### Set task
Set down exactly the lines that run from the line with "Output the text content of this document." to the end of the data, and nothing else.

### Provided records
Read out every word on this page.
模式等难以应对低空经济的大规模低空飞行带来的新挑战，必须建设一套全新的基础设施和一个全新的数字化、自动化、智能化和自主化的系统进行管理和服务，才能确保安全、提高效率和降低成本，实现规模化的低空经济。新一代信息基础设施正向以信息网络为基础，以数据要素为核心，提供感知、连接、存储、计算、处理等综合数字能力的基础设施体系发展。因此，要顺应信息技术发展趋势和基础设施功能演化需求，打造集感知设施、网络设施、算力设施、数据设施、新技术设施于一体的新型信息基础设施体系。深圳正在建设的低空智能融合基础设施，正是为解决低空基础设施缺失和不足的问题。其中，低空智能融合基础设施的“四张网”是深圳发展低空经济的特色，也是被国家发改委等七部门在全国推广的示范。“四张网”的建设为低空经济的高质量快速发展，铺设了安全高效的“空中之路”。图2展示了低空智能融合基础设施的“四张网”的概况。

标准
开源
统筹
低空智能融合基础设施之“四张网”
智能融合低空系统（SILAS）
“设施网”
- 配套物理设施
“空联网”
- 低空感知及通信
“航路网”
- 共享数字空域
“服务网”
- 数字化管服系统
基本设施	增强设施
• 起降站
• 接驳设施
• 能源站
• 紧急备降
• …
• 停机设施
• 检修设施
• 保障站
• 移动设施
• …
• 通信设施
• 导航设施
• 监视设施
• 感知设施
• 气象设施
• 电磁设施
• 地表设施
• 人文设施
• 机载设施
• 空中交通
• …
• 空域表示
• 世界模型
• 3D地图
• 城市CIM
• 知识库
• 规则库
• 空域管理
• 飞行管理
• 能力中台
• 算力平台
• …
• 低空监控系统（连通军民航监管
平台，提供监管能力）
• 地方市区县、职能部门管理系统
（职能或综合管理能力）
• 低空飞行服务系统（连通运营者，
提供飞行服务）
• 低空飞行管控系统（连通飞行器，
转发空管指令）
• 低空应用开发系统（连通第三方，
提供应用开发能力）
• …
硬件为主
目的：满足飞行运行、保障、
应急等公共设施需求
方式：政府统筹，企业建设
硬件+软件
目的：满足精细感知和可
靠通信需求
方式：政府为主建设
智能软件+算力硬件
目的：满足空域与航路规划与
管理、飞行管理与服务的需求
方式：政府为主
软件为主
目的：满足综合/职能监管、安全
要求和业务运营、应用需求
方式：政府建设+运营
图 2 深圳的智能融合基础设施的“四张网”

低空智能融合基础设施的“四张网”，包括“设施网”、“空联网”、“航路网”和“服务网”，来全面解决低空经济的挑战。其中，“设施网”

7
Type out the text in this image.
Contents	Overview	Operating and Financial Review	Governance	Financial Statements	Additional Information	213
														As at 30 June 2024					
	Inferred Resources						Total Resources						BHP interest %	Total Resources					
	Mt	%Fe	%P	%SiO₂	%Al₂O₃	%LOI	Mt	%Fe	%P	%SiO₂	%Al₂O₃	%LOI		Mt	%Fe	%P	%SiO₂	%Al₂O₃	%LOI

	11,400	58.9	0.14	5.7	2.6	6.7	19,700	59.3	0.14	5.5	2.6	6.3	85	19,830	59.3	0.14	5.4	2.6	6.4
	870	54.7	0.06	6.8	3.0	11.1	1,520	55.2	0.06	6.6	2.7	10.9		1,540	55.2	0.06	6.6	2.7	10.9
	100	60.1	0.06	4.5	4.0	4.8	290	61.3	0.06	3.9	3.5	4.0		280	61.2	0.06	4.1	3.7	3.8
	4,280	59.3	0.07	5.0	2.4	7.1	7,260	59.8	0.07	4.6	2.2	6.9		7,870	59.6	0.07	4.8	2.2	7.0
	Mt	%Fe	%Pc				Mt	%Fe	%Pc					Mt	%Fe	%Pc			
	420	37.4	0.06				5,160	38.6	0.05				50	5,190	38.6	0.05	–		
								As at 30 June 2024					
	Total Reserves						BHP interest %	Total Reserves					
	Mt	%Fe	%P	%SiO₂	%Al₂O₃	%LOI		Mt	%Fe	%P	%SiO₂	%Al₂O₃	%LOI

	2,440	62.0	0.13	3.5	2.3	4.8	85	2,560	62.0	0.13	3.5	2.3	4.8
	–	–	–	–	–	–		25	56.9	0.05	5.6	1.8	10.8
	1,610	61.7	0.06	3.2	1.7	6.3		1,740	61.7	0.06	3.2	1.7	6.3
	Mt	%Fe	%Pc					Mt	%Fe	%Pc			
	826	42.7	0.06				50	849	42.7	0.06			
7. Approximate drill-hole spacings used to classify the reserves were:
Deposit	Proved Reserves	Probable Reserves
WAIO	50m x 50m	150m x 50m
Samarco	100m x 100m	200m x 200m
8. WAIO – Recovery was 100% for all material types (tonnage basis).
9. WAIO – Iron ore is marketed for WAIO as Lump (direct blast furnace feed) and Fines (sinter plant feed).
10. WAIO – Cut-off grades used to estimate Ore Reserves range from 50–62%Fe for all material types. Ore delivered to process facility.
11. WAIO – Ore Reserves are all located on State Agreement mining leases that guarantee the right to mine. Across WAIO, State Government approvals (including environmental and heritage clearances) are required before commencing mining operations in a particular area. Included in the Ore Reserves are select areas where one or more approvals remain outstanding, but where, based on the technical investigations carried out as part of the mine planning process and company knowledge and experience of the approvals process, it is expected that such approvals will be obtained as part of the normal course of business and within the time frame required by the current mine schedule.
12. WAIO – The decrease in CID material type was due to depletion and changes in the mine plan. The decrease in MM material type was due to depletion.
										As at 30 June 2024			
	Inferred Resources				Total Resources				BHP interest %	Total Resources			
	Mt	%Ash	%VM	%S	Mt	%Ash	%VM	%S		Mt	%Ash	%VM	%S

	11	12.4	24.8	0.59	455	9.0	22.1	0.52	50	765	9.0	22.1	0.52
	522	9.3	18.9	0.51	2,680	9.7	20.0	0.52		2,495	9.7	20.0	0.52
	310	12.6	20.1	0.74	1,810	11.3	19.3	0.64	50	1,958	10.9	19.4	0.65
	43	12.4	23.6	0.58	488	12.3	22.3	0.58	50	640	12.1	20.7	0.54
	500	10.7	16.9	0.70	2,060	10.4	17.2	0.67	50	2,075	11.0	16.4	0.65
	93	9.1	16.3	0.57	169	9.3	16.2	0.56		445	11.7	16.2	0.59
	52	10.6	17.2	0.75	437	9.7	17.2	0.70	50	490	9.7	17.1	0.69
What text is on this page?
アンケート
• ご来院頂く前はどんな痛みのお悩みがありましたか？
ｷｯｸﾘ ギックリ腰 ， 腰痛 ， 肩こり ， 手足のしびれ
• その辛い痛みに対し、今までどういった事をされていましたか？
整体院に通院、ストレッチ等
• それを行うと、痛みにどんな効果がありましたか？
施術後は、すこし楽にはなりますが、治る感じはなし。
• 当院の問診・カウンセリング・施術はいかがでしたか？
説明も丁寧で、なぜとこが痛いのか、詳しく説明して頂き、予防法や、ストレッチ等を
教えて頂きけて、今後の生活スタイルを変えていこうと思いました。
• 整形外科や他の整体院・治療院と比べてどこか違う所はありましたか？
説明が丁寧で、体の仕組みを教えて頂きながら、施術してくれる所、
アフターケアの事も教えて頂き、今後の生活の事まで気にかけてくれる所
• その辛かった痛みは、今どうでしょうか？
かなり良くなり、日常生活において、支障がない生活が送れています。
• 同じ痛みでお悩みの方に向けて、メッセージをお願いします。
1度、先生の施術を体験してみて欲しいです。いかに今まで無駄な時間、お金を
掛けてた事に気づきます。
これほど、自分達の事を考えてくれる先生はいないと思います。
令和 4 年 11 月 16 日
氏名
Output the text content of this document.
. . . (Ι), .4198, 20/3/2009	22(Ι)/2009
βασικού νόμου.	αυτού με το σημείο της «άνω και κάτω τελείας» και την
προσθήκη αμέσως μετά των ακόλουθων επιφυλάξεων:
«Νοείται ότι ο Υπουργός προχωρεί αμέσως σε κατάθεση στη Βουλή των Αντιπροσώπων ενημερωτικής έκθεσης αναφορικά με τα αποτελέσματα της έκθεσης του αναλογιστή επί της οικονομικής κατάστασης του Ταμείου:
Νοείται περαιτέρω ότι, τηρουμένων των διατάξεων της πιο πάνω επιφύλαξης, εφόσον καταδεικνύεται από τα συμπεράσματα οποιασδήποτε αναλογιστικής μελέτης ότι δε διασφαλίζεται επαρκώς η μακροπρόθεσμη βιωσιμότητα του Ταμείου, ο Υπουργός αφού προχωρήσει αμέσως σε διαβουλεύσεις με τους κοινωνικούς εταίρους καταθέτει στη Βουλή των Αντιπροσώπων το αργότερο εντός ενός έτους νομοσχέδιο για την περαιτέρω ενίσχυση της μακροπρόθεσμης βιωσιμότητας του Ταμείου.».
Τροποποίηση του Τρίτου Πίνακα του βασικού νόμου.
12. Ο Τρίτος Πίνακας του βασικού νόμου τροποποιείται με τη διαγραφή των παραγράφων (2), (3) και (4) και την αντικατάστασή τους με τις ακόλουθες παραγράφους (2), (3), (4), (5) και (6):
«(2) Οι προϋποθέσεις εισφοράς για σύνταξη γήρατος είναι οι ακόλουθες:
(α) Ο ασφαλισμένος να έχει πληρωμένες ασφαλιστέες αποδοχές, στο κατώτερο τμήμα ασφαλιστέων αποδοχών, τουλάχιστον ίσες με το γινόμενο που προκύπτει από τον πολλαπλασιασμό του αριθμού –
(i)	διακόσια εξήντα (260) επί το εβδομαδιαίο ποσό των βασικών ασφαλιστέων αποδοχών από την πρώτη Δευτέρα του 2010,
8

### Answer to the task
Output the text content of this document.
. . . (Ι), .4198, 20/3/2009	22(Ι)/2009
βασικού νόμου.	αυτού με το σημείο της «άνω και κάτω τελείας» και την
προσθήκη αμέσως μετά των ακόλουθων επιφυλάξεων:
«Νοείται ότι ο Υπουργός προχωρεί αμέσως σε κατάθεση στη Βουλή των Αντιπροσώπων ενημερωτικής έκθεσης αναφορικά με τα αποτελέσματα της έκθεσης του αναλογιστή επί της οικονομικής κατάστασης του Ταμείου:
Νοείται περαιτέρω ότι, τηρουμένων των διατάξεων της πιο πάνω επιφύλαξης, εφόσον καταδεικνύεται από τα συμπεράσματα οποιασδήποτε αναλογιστικής μελέτης ότι δε διασφαλίζεται επαρκώς η μακροπρόθεσμη βιωσιμότητα του Ταμείου, ο Υπουργός αφού προχωρήσει αμέσως σε διαβουλεύσεις με τους κοινωνικούς εταίρους καταθέτει στη Βουλή των Αντιπροσώπων το αργότερο εντός ενός έτους νομοσχέδιο για την περαιτέρω ενίσχυση της μακροπρόθεσμης βιωσιμότητας του Ταμείου.».
Τροποποίηση του Τρίτου Πίνακα του βασικού νόμου.
12. Ο Τρίτος Πίνακας του βασικού νόμου τροποποιείται με τη διαγραφή των παραγράφων (2), (3) και (4) και την αντικατάστασή τους με τις ακόλουθες παραγράφους (2), (3), (4), (5) και (6):
«(2) Οι προϋποθέσεις εισφοράς για σύνταξη γήρατος είναι οι ακόλουθες:
(α) Ο ασφαλισμένος να έχει πληρωμένες ασφαλιστέες αποδοχές, στο κατώτερο τμήμα ασφαλιστέων αποδοχών, τουλάχιστον ίσες με το γινόμενο που προκύπτει από τον πολλαπλασιασμό του αριθμού –
(i)	διακόσια εξήντα (260) επί το εβδομαδιαίο ποσό των βασικών ασφαλιστέων αποδοχών από την πρώτη Δευτέρα του 2010,
8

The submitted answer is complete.